<<<<

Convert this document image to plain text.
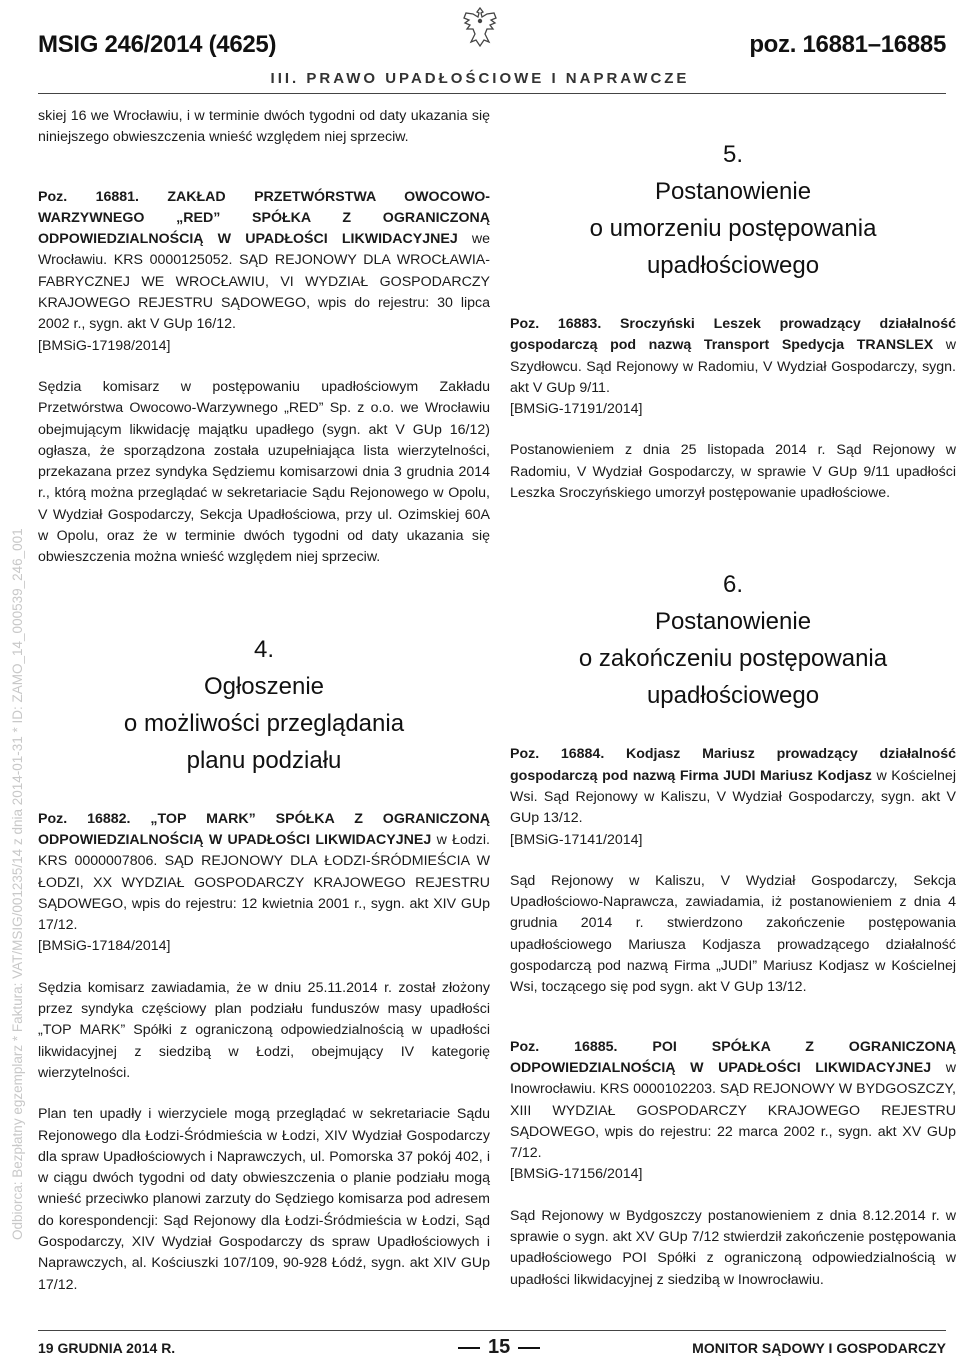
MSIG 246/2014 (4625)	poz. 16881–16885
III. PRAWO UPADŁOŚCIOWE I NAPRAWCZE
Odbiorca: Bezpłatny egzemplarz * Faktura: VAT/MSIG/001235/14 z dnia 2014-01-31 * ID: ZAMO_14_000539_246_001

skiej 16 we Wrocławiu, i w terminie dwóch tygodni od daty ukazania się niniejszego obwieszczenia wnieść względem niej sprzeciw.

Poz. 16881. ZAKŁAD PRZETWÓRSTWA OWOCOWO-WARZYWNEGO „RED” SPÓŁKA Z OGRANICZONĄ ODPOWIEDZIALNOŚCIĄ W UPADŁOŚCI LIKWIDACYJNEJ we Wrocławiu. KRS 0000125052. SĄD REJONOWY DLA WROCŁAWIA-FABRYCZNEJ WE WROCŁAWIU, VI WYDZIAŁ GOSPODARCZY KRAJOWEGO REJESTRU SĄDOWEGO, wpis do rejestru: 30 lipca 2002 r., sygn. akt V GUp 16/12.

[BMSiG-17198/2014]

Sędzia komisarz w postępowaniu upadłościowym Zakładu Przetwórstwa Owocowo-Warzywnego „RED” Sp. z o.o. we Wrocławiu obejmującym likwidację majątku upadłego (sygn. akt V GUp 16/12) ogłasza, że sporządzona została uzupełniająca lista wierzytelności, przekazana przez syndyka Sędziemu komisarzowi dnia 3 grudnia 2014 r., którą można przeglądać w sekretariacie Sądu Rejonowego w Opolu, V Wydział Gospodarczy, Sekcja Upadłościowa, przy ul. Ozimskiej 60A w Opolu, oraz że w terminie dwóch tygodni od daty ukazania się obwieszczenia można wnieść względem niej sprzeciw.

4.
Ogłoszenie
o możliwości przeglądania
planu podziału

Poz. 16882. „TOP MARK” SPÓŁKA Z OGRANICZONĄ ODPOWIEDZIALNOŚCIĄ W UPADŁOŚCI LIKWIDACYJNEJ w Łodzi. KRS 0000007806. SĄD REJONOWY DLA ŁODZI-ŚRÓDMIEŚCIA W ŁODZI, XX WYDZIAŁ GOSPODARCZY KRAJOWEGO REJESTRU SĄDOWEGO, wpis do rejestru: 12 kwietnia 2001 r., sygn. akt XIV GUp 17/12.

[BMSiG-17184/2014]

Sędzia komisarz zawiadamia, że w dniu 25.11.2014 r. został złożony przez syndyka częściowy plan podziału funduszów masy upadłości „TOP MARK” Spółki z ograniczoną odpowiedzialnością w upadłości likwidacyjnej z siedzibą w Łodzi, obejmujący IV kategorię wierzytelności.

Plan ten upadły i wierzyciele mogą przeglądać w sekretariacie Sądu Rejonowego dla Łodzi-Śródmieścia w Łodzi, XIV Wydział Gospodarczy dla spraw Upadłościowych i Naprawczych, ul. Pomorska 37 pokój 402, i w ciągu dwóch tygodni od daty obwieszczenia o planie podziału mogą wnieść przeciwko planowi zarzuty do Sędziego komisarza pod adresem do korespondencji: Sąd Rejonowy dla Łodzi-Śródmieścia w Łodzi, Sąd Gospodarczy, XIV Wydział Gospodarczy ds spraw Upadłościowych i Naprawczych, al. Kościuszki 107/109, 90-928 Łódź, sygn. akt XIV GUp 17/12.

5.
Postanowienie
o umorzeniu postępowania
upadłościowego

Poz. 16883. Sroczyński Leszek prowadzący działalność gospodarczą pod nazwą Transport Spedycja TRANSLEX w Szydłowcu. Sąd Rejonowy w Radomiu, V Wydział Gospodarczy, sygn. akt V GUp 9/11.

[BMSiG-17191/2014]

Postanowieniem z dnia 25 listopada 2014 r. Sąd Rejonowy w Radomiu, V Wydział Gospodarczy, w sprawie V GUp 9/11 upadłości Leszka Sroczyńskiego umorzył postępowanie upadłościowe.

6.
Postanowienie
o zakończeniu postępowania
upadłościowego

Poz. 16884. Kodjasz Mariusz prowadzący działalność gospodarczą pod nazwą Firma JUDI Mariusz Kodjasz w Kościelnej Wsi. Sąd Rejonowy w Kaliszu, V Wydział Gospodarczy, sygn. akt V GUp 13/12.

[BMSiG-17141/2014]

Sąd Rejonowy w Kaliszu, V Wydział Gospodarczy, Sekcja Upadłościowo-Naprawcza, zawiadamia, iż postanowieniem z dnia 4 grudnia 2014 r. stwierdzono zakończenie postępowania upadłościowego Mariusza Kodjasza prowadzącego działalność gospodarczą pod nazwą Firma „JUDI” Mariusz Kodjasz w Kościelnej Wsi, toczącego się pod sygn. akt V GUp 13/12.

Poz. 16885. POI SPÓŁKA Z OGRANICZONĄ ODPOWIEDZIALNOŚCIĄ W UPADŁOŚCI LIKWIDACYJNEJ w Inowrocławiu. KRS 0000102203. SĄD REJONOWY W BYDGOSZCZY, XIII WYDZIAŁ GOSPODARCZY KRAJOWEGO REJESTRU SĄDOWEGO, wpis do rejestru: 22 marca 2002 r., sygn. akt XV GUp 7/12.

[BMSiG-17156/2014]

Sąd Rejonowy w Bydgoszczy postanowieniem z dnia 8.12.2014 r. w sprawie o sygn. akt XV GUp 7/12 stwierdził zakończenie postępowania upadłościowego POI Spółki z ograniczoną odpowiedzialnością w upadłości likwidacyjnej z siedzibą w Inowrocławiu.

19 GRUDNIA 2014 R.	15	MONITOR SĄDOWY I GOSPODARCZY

>>>>
<<<<

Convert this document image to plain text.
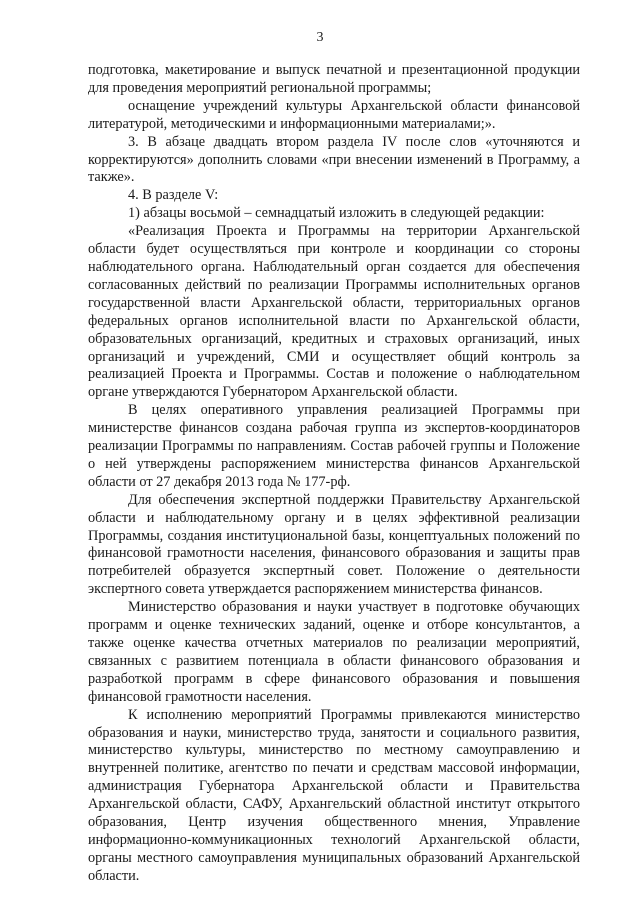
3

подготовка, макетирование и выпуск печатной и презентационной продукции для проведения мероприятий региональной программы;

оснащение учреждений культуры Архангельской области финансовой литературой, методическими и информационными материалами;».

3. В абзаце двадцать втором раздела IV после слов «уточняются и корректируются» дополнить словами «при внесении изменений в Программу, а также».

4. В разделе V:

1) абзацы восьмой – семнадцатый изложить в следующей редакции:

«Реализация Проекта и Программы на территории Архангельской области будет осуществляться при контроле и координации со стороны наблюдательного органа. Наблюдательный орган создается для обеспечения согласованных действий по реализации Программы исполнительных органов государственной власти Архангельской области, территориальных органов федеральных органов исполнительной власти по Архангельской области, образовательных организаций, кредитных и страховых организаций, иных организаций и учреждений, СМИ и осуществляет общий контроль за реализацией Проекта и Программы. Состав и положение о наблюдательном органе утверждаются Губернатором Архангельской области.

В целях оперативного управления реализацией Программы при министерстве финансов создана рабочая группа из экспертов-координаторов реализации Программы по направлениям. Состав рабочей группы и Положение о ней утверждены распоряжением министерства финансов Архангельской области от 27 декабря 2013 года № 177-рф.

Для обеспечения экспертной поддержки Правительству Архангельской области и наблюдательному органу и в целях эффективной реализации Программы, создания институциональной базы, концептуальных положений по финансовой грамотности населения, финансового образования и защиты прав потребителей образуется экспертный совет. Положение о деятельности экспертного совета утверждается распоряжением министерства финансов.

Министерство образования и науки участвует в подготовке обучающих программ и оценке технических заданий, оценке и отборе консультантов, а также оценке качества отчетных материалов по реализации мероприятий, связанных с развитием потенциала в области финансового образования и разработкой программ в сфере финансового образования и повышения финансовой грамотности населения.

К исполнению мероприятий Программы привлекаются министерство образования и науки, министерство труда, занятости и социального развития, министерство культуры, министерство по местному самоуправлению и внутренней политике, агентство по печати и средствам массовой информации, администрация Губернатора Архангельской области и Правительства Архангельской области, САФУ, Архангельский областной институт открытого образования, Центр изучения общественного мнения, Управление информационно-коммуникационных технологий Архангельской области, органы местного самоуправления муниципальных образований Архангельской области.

>>>>

■ INSTRUCTIONS TO FOLLOW: Report only how many lines in the entries contain "zakończenie".

■ RESULT OF THIS EXERCISE: 2